- **The request**
Review the listing and copy each line that holds the word "JSON".

- **Data provided**

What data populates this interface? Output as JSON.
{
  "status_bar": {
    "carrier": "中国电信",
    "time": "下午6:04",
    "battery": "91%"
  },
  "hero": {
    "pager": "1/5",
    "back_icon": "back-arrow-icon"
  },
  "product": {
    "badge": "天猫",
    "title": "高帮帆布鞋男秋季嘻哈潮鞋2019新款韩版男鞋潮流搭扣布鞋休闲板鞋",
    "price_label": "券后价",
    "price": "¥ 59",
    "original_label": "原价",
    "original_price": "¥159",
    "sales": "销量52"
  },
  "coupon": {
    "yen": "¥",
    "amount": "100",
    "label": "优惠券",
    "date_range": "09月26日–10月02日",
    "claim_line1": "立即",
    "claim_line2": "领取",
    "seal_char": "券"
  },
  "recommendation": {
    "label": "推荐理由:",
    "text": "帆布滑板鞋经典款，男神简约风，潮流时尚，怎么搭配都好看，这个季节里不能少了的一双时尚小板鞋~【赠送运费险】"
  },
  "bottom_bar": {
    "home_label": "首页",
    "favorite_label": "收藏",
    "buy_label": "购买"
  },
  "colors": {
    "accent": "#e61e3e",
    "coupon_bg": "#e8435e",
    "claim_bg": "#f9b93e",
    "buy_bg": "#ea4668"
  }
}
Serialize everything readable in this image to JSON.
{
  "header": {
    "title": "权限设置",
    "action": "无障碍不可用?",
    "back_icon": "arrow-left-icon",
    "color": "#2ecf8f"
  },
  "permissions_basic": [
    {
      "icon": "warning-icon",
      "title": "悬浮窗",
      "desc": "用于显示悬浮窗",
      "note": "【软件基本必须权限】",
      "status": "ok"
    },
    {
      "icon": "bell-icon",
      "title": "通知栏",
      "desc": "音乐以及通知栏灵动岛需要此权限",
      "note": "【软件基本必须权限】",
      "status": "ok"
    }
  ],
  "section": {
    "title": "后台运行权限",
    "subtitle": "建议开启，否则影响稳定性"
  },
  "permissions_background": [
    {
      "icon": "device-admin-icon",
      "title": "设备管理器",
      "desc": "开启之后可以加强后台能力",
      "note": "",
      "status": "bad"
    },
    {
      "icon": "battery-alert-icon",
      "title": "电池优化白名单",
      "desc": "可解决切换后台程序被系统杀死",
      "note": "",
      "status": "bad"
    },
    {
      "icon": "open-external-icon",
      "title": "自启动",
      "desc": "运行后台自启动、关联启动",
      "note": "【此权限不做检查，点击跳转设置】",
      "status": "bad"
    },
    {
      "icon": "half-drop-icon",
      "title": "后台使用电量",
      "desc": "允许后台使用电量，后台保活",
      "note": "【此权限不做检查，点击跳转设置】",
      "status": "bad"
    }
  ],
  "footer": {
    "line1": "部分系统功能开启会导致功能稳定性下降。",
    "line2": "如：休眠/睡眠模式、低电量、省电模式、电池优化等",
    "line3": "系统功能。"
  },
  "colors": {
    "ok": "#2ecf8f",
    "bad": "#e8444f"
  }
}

- **Expected answer**
What data populates this interface? Output as JSON.
Serialize everything readable in this image to JSON.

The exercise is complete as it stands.